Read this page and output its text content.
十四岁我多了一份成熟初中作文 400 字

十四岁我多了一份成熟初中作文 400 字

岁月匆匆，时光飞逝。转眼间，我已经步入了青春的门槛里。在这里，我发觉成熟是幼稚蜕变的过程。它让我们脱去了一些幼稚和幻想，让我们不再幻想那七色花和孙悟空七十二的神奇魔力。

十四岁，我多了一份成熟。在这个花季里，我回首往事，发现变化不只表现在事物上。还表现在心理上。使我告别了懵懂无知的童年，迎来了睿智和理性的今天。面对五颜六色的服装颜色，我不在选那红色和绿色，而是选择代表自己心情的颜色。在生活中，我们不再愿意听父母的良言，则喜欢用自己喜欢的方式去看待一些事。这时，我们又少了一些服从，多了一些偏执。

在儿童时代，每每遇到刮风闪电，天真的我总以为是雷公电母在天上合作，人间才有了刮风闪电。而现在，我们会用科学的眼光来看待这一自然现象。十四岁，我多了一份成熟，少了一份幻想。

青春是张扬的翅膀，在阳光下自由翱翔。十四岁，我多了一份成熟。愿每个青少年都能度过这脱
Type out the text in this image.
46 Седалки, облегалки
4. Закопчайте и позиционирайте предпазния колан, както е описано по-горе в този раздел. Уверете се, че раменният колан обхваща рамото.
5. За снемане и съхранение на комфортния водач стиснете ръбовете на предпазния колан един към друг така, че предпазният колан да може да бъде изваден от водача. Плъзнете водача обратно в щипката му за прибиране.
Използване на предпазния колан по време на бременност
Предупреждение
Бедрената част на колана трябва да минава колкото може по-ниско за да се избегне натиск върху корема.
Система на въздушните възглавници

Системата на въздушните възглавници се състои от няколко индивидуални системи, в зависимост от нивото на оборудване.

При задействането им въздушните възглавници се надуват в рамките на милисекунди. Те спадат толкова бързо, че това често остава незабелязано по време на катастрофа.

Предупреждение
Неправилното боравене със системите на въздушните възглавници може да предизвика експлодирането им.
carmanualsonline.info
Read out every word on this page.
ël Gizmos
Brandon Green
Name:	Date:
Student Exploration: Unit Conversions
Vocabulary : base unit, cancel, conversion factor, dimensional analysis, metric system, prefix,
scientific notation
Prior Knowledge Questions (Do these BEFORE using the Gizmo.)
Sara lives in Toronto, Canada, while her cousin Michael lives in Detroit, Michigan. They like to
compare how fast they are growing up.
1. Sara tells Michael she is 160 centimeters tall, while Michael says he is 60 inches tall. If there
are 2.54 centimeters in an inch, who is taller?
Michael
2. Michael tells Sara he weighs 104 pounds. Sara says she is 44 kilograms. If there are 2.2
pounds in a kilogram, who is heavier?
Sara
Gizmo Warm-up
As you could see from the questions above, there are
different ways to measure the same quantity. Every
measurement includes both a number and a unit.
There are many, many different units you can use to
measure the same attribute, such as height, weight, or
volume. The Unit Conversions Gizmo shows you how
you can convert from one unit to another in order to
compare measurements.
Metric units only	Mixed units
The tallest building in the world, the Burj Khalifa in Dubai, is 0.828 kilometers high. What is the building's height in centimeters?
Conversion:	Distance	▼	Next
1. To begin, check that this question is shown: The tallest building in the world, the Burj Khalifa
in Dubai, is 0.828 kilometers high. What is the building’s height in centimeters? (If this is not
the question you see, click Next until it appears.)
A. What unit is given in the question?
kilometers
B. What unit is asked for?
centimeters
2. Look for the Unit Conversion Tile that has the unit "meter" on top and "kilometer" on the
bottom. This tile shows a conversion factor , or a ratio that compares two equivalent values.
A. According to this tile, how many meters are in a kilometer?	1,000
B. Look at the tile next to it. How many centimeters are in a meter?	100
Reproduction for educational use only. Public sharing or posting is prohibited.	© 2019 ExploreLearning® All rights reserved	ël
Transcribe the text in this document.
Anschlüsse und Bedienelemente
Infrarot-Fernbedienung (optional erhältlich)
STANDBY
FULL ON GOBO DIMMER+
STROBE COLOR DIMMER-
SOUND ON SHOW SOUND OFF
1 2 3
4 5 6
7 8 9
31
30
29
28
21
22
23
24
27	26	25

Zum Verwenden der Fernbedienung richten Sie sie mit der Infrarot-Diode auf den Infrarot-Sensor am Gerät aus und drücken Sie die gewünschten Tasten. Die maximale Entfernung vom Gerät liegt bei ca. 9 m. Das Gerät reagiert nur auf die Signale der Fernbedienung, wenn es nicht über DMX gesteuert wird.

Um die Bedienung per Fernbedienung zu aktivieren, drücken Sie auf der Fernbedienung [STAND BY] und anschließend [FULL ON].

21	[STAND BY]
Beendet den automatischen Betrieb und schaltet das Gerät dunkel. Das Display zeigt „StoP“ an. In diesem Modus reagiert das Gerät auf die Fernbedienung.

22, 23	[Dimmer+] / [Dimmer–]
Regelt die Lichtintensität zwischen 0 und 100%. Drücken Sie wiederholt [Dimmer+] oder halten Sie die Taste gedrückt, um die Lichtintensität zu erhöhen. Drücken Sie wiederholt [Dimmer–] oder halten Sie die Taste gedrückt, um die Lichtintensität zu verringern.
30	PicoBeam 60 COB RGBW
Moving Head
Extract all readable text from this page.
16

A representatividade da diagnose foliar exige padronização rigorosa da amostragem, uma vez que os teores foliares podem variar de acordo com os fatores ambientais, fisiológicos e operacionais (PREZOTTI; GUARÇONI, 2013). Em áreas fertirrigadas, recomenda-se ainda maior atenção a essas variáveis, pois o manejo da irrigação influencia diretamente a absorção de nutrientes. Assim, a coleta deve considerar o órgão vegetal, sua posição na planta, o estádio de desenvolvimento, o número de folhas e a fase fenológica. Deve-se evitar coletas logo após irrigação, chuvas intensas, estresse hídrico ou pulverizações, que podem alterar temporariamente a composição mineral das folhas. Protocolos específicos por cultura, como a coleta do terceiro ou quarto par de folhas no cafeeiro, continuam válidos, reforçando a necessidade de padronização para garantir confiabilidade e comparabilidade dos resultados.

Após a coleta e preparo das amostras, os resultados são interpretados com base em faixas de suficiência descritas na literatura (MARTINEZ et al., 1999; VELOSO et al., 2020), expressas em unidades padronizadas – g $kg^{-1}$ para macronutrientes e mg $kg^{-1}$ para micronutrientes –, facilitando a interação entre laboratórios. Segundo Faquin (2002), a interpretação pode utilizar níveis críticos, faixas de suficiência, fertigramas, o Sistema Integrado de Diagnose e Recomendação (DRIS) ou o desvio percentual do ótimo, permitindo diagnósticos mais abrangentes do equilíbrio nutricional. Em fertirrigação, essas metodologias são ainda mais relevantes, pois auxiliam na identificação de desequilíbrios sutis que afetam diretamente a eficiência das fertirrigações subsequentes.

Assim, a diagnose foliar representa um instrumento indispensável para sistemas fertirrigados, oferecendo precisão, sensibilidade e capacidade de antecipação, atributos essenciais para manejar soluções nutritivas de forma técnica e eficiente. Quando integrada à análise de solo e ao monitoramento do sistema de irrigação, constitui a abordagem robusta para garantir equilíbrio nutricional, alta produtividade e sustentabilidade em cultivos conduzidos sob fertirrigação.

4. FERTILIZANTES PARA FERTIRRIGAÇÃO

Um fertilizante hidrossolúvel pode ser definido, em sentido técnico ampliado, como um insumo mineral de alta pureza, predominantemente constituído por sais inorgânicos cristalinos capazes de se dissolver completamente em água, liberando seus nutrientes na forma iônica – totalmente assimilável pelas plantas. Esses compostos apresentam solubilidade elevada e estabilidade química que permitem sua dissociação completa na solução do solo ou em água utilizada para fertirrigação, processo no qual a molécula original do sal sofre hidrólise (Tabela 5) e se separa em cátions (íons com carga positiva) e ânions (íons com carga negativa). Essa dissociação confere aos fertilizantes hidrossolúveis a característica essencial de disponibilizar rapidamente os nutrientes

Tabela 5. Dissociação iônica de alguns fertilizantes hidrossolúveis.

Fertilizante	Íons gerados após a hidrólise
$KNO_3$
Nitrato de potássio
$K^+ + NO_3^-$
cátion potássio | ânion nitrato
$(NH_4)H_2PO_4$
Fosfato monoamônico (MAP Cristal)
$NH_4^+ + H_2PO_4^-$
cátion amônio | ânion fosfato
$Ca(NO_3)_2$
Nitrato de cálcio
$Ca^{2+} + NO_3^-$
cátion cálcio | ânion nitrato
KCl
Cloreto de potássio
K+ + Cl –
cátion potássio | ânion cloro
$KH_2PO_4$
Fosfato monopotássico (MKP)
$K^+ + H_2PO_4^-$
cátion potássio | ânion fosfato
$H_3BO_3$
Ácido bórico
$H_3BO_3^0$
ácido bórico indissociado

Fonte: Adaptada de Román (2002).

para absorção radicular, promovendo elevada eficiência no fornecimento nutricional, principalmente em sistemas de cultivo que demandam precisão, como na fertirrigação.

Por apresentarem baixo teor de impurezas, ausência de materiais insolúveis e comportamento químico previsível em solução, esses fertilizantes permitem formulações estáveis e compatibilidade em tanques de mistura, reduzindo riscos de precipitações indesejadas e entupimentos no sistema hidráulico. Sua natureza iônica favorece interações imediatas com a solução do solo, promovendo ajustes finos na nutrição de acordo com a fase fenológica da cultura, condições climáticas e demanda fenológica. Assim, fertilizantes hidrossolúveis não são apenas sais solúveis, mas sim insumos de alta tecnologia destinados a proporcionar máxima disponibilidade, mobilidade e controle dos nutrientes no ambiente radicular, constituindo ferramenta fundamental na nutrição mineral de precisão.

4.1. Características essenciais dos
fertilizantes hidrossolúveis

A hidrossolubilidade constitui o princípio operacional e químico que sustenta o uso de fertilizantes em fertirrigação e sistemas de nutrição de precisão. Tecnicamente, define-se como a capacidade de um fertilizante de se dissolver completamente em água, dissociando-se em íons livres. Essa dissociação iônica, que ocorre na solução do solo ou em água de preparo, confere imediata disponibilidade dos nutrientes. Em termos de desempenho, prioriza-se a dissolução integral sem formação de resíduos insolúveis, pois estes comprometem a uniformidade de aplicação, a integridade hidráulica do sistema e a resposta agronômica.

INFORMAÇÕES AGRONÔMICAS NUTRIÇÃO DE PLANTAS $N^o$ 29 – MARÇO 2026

> **Exercise directions**
Going through the entries above line by line, work out how many lines include the word "from". Only the number is required.

> **Solution to the exercise**
3